Summarize the article below on COVID-19 vaccine delays in Los Angeles in two sentences.

Supplied text:
BEGIN

Health

More problems slow COVID-19 vaccine distribution in Los Angeles


Los Angeles continued to struggle with COVID-19 vaccine distribution due to a variety of factors Friday as officials pushed forward with efforts to get underserved Black and Latino communities inoculated.

The city postponed more vaccination appointments scheduled for Saturday as vaccine shipments remain stuck in transit by winter weather that has hammered much of the country.

It was not immediately clear how many appointments were affected, but the delays will occur at the large-scale vaccination sites run by the city at Hansen Dam Recreation Area, San Fernando Park, Lincoln Park, Pierce College, Crenshaw Christian Center and Dodger Stadium.

Officials already pushed back 12,500 appointments scheduled Friday because of supply disruptions. City-run mobile vaccination clinics will continue to operate as scheduled.

Officials said Thursday afternoon that the weather delays had yet to interrupt operations at vaccine sites run by L.A. County, which include the Pomona Fairplex, the Forum in Inglewood, Cal State Northridge, the county Office of Education, Six Flags Magic Mountain, Balboa Sports Complex and El Sereno Recreation Center.

The new postponements, which L.A. Mayor Eric Garcetti announced Friday, mark the latest fallout from the winter weather that has battered much of the country, with days of freezing rain, ice and snow that have knocked out power, grounded flights and created hazardous travel conditions.

The inclement weather has tied up two L.A.-bound shipments of the Moderna vaccine, totaling some 63,000 doses, that were supposed to be available for appointments this week and next, according to city officials.

The main manufacturing facilities for the nation’s two COVID-19 vaccines — made by Moderna and Pfizer-BioNTech — are in Massachusetts and Michigan.

END

(Records taken from a dataset)
BEGIN

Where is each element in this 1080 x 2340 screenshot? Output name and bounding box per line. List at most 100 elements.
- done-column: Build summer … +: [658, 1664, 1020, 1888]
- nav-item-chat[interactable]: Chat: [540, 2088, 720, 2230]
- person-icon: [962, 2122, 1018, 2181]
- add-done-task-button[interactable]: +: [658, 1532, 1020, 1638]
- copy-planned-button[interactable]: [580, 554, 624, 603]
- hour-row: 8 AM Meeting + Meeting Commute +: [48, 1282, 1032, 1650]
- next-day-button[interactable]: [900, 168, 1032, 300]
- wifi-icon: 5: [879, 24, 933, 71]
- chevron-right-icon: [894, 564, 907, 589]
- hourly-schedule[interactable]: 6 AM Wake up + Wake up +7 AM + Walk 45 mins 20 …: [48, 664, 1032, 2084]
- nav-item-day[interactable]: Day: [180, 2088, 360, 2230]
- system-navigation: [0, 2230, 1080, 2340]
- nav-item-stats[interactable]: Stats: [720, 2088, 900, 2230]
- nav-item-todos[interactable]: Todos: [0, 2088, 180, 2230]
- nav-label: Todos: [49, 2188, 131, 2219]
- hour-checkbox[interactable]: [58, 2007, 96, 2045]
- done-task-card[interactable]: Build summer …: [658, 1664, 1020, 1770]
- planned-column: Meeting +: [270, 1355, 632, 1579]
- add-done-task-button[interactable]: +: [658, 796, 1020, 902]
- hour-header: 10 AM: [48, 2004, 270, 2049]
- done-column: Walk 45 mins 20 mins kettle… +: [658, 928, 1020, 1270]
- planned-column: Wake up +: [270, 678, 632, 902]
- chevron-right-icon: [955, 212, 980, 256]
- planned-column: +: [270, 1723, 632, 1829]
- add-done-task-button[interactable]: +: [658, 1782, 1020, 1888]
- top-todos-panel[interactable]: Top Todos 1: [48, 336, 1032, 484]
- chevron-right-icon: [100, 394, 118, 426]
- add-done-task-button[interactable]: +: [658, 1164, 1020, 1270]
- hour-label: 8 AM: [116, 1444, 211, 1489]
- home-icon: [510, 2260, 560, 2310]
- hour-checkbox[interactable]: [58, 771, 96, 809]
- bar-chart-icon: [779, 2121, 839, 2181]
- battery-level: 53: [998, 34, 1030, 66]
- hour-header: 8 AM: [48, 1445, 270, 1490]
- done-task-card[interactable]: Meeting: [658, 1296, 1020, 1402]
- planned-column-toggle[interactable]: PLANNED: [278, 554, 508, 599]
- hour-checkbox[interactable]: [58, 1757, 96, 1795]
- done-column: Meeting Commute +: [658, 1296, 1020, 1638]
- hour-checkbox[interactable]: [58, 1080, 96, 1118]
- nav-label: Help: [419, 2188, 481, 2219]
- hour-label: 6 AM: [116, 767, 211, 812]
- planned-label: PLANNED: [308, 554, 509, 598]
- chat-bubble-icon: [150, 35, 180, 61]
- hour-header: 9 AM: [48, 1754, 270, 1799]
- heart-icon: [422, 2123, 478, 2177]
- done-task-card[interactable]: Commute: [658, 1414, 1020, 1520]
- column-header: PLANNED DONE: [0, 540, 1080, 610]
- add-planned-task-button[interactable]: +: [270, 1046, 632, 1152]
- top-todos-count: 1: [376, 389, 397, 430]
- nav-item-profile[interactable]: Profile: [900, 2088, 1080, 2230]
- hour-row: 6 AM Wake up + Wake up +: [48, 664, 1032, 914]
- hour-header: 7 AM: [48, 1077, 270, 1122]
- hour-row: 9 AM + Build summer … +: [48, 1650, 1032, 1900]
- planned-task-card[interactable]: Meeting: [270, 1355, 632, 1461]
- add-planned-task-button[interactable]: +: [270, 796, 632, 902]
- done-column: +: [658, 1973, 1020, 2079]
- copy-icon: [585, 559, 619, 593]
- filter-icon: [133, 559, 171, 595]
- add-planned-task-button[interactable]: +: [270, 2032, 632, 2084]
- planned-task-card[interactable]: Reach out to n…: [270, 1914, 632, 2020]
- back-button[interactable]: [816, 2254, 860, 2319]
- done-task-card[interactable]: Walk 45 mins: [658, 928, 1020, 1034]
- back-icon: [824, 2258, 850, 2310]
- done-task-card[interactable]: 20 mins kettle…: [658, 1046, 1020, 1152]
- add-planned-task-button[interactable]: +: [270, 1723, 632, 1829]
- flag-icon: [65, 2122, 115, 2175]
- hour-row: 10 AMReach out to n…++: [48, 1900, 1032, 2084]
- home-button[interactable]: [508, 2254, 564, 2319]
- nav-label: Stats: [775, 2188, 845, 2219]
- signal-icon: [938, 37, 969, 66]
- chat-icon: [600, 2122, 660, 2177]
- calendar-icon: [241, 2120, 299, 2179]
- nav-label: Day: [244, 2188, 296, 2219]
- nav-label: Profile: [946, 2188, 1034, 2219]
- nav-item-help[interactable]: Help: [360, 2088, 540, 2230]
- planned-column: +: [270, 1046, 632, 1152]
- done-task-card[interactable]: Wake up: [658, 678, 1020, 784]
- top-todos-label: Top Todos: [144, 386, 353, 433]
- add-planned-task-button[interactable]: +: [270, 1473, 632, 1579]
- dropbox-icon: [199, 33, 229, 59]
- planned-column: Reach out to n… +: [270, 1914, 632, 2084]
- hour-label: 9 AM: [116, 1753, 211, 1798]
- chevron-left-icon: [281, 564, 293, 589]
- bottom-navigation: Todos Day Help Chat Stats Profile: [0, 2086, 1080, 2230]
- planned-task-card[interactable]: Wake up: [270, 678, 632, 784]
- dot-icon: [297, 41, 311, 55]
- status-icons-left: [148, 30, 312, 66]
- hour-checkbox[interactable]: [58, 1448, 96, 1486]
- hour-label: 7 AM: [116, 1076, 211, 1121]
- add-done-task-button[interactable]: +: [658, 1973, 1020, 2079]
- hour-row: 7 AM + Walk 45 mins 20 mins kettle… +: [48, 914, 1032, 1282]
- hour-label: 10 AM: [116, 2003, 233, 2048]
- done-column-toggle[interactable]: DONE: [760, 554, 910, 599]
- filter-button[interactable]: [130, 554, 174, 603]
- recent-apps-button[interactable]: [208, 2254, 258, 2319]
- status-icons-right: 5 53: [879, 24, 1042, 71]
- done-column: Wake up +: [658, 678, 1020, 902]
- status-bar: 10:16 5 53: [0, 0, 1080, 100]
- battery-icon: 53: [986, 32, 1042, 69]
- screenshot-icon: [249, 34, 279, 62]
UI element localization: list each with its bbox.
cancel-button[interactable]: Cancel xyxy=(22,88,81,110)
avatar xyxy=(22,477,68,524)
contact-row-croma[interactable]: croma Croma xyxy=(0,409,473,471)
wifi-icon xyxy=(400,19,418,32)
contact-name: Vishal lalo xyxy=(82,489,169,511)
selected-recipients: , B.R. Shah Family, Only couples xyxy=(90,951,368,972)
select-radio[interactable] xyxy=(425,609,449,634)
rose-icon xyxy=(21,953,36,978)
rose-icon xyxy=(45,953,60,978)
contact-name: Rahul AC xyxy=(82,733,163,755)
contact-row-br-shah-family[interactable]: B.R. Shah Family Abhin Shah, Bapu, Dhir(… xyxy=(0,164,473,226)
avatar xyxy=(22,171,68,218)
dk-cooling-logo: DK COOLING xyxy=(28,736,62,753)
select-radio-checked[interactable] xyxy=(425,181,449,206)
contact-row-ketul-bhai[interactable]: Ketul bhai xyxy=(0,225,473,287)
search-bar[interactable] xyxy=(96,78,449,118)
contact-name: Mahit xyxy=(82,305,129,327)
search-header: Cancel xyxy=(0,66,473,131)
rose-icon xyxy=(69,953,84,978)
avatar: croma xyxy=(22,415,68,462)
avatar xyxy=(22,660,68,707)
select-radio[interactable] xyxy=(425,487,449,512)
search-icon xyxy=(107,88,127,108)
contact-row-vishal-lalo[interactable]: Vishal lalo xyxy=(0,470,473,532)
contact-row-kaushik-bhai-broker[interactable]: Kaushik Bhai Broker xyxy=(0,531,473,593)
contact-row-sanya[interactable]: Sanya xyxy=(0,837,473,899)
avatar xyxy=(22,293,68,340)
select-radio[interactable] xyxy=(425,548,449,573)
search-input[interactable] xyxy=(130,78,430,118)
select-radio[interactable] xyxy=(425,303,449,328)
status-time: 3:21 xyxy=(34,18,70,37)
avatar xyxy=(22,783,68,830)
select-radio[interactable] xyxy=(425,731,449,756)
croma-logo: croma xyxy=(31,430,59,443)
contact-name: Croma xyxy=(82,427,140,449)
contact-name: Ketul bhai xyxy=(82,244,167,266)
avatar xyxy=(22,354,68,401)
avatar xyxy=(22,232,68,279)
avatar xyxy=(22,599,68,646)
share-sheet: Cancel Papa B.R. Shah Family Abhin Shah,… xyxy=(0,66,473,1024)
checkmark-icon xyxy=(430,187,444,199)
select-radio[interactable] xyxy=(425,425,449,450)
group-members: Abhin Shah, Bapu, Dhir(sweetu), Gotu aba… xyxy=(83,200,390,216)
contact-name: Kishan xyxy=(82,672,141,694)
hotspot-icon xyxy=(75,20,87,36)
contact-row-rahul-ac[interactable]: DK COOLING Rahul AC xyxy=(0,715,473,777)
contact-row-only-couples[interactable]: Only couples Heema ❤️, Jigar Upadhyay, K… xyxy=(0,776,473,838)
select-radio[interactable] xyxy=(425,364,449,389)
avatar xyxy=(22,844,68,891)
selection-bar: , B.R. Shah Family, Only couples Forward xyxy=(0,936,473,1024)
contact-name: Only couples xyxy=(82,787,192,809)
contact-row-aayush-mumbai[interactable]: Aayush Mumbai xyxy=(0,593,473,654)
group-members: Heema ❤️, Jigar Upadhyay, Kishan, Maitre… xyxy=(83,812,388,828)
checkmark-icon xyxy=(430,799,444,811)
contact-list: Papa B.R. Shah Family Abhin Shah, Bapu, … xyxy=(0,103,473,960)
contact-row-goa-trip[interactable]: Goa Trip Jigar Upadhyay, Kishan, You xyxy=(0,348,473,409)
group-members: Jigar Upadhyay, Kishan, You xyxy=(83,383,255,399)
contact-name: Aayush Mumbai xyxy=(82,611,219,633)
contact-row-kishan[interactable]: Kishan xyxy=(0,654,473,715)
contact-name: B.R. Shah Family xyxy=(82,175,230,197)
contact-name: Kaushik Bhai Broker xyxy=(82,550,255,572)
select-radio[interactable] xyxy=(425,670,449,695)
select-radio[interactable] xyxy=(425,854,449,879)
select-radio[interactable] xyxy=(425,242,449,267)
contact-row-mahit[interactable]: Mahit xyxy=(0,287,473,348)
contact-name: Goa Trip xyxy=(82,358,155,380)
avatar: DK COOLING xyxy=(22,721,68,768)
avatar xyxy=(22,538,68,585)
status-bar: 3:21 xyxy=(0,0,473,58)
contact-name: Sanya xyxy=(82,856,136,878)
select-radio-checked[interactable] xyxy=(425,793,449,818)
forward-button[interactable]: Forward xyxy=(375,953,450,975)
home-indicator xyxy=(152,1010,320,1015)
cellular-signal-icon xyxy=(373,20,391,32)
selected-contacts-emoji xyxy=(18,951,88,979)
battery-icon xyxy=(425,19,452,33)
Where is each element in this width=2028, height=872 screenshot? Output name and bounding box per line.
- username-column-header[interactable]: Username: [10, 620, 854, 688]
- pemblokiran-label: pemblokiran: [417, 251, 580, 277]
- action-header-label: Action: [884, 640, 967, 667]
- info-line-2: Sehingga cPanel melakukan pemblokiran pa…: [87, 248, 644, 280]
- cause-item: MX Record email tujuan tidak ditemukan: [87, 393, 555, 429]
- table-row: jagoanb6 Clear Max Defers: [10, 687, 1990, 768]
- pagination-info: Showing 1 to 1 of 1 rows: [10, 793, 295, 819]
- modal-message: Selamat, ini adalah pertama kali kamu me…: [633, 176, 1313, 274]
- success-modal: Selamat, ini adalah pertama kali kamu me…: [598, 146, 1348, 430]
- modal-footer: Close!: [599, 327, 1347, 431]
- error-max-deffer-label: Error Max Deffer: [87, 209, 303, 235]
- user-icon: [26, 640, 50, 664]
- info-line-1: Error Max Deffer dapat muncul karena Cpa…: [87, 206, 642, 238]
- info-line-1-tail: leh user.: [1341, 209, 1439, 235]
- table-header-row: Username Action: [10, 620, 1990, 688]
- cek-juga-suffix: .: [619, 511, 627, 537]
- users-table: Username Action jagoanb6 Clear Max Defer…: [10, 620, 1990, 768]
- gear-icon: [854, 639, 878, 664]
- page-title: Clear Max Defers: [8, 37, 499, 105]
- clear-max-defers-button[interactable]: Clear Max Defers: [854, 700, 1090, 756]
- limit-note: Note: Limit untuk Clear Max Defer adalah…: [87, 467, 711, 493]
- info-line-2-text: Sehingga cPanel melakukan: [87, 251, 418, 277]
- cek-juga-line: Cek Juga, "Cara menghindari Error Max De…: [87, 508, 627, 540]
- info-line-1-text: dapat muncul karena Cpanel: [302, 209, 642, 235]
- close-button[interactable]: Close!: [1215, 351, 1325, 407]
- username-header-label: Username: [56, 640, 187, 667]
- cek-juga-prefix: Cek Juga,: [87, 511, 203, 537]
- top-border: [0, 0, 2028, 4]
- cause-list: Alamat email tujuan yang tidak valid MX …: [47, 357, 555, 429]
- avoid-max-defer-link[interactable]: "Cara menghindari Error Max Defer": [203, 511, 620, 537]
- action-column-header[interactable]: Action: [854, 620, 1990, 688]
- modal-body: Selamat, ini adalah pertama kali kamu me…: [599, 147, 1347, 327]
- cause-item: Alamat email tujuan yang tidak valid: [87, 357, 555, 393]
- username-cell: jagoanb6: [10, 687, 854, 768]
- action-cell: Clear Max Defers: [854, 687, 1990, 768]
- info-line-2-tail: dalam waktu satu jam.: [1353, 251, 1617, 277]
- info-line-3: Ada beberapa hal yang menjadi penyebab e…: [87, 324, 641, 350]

END

Exercise output:
Los Angeles postponed more vaccination appointments at its large city-run sites for Saturday, after already pushing back 12,500 on Friday, because winter weather has stranded two Moderna shipments totaling some 63,000 doses. City-run mobile clinics were to continue as scheduled, and as of Thursday afternoon the weather had not interrupted operations at county-run sites.